To be done:
Find how many lines contain the word "Solutions" and state that number alone.

Collected data entries:
▼▼▼
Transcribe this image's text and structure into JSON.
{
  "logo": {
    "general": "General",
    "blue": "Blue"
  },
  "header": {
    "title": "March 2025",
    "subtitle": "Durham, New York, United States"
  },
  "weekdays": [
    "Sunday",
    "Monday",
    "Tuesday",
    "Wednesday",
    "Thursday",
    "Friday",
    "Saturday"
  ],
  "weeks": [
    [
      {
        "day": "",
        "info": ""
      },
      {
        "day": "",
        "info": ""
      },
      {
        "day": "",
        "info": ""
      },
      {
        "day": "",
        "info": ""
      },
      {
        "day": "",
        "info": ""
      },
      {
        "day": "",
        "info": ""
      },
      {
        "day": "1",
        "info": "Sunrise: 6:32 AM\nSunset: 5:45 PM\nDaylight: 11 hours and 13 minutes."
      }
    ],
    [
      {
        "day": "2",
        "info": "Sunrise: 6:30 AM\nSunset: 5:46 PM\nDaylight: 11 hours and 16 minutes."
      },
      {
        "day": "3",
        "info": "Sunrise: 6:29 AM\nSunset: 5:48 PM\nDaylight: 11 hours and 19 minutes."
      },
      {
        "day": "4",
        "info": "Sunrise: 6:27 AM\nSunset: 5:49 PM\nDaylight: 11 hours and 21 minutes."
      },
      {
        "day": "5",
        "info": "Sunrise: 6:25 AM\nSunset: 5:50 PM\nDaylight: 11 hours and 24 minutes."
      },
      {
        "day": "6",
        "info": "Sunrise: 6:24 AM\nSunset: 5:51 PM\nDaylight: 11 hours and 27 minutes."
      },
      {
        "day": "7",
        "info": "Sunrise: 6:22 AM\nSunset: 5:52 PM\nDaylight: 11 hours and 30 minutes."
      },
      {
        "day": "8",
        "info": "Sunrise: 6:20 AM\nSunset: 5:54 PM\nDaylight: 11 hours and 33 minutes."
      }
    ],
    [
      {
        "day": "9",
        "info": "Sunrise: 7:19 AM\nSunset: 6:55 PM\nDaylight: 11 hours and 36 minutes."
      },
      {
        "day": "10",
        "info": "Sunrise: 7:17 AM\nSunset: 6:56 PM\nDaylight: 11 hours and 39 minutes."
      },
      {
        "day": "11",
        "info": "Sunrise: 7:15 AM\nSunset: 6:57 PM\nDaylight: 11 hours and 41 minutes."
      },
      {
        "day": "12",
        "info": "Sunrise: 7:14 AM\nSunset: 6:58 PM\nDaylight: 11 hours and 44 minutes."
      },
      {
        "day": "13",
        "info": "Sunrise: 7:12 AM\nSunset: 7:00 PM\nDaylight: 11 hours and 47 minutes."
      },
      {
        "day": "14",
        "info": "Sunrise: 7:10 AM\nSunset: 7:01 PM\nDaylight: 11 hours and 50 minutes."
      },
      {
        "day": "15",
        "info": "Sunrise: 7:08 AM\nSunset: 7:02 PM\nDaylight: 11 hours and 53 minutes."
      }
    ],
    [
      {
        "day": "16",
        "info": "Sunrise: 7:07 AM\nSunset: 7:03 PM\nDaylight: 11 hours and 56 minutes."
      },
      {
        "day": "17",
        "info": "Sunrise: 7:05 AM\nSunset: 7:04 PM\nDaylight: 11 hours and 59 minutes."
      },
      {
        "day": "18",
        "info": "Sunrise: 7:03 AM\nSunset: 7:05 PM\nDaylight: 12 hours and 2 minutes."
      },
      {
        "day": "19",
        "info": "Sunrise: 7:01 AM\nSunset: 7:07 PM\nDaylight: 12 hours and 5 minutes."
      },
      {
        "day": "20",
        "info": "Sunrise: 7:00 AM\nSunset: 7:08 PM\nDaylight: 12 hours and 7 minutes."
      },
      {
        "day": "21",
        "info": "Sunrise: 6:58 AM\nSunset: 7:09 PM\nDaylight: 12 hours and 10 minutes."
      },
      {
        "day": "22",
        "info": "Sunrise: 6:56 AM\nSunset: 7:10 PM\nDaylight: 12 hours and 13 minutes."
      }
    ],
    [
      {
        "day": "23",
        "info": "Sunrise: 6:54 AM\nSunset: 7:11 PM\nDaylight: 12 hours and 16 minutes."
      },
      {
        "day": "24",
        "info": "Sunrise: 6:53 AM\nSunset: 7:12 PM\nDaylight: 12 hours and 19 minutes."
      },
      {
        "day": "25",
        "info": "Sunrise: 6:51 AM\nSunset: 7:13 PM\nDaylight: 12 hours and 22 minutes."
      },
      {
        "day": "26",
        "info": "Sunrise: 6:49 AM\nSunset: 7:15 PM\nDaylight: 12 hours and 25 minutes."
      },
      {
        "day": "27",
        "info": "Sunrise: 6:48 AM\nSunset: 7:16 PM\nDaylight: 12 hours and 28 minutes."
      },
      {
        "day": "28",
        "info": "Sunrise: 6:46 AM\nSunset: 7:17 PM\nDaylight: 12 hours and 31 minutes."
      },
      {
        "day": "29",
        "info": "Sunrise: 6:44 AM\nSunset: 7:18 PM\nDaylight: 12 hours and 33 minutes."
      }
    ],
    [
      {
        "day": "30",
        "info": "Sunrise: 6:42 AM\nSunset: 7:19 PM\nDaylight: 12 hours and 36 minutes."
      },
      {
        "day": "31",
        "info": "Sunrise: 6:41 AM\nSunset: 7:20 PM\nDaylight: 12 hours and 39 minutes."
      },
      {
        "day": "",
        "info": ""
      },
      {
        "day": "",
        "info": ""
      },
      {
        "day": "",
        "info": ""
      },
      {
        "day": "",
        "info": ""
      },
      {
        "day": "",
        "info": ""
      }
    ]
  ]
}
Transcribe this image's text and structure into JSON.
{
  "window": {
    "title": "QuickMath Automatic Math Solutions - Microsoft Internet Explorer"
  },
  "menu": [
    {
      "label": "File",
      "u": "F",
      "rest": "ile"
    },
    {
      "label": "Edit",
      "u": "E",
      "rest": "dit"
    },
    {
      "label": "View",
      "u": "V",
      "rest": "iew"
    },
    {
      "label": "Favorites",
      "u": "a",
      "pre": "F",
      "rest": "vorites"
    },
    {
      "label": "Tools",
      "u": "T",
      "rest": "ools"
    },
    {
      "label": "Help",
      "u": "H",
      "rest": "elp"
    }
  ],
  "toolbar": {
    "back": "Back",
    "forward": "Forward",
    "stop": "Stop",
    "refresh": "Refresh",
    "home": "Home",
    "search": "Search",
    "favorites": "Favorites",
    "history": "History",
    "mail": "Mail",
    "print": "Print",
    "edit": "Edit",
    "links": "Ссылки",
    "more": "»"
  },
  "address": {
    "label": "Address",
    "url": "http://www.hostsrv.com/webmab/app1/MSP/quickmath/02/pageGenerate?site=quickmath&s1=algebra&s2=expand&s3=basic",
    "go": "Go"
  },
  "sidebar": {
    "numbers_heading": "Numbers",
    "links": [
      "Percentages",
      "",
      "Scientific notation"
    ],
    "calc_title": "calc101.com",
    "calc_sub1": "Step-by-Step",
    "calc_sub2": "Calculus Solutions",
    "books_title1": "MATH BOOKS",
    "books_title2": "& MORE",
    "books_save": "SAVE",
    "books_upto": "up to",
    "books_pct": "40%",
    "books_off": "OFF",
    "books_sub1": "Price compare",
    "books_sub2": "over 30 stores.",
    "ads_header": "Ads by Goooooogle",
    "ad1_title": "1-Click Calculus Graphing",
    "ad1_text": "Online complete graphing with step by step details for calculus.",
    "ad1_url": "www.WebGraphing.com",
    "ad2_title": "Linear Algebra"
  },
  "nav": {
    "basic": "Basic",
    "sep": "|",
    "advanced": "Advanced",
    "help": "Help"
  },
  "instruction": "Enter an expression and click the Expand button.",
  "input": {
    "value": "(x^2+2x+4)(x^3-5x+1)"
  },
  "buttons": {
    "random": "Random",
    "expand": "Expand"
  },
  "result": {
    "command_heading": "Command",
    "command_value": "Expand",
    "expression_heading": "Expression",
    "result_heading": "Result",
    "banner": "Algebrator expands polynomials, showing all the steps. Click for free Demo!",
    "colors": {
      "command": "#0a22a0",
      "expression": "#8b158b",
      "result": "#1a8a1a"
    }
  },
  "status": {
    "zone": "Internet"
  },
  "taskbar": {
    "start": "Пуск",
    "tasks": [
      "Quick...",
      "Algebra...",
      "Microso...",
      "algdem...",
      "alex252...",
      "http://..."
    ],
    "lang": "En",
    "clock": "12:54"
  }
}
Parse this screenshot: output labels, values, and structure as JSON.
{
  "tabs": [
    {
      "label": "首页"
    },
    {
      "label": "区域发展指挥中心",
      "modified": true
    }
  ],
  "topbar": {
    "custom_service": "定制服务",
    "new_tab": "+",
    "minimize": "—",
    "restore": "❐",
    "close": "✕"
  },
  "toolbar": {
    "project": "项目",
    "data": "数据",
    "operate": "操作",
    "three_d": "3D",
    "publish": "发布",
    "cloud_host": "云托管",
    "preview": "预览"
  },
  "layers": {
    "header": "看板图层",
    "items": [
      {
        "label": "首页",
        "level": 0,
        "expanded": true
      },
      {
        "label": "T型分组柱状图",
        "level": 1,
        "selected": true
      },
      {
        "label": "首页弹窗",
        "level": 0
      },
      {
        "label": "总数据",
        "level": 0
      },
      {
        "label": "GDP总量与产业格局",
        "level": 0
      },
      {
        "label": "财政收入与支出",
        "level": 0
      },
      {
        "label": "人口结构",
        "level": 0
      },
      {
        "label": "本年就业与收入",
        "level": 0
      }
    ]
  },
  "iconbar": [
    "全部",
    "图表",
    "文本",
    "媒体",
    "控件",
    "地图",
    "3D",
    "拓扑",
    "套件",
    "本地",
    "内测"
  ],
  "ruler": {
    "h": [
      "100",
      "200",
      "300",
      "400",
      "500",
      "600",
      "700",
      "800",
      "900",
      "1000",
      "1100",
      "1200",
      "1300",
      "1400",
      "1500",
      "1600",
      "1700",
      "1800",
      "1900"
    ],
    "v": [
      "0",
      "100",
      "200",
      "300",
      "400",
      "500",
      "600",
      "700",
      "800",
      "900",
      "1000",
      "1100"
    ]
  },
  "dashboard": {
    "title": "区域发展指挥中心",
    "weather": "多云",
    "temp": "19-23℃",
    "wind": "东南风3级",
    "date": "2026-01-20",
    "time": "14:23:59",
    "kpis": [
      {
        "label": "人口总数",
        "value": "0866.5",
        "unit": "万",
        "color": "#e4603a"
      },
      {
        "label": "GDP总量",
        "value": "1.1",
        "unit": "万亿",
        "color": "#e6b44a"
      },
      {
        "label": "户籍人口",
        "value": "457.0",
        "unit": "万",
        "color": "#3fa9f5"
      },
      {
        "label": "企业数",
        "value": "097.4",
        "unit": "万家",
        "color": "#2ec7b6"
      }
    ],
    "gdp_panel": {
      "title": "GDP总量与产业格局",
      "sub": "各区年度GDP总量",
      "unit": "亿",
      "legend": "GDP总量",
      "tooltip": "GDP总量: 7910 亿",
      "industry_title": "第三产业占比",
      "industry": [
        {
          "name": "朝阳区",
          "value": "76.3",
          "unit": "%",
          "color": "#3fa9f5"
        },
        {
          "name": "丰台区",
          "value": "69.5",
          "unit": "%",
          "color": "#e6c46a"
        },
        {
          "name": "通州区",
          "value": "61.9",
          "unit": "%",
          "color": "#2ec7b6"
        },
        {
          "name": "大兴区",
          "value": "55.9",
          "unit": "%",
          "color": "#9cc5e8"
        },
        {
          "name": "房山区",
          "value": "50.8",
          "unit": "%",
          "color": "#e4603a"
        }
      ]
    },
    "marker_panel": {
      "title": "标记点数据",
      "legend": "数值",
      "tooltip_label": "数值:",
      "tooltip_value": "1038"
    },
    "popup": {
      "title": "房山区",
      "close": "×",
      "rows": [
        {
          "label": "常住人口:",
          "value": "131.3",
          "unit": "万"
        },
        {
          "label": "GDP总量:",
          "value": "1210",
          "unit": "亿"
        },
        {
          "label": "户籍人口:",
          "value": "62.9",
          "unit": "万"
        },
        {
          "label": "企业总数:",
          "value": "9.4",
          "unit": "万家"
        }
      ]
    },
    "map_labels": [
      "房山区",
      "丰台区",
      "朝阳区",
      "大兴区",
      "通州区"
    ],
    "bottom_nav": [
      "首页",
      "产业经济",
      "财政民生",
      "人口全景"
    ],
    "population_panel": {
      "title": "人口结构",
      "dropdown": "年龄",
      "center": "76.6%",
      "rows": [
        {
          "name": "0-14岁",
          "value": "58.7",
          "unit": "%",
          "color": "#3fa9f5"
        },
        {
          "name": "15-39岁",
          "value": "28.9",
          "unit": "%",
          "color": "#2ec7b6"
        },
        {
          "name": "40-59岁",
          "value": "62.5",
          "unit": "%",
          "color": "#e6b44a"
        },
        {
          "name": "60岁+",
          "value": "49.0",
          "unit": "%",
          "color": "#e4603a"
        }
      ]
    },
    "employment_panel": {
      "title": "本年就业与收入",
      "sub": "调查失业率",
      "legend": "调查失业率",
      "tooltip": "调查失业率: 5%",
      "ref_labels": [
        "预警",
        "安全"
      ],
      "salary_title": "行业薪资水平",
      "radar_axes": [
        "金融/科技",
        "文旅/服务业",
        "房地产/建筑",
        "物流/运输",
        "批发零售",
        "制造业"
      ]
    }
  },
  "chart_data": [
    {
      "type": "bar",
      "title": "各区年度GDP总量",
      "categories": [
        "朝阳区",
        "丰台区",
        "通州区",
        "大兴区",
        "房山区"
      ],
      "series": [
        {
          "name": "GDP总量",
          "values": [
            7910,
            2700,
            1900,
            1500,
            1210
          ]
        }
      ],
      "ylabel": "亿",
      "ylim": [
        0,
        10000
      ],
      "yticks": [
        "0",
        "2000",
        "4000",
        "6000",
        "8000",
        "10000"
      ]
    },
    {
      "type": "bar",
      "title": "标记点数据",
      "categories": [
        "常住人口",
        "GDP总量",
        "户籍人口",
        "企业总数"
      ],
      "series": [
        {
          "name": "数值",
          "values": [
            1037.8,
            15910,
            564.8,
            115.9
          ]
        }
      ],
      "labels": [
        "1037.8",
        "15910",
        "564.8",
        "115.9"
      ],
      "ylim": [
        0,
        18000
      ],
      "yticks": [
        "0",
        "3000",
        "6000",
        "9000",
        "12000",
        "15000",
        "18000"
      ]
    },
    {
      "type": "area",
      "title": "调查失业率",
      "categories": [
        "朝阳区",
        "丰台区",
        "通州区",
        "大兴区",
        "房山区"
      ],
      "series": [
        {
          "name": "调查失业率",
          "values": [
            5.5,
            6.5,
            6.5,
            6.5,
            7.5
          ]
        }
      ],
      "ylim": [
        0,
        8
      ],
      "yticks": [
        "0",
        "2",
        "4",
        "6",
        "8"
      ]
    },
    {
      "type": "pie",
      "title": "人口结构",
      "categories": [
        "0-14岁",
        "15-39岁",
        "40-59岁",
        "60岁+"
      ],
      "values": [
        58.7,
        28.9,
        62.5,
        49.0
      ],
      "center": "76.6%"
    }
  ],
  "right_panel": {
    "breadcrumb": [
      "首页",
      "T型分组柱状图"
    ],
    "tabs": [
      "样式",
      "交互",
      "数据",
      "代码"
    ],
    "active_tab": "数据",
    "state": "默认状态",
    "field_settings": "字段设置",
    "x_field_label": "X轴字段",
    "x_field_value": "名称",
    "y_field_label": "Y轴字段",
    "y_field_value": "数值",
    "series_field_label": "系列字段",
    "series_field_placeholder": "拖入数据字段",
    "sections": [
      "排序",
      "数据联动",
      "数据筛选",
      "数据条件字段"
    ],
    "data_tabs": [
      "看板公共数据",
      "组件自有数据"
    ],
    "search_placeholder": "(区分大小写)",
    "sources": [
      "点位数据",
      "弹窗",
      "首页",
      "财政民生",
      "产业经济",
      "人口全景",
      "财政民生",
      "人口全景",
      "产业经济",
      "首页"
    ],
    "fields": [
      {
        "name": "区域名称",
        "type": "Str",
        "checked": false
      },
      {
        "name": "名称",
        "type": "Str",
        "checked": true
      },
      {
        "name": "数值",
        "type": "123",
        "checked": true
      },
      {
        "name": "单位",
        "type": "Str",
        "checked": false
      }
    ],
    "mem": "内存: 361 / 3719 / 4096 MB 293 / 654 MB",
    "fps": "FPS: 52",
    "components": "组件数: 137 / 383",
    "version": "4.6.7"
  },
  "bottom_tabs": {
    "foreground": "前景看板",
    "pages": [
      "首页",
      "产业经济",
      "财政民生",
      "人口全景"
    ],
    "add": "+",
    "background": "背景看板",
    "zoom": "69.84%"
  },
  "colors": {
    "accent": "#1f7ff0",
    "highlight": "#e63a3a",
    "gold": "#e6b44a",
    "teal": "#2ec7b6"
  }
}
▲▲▲
Final answer:
2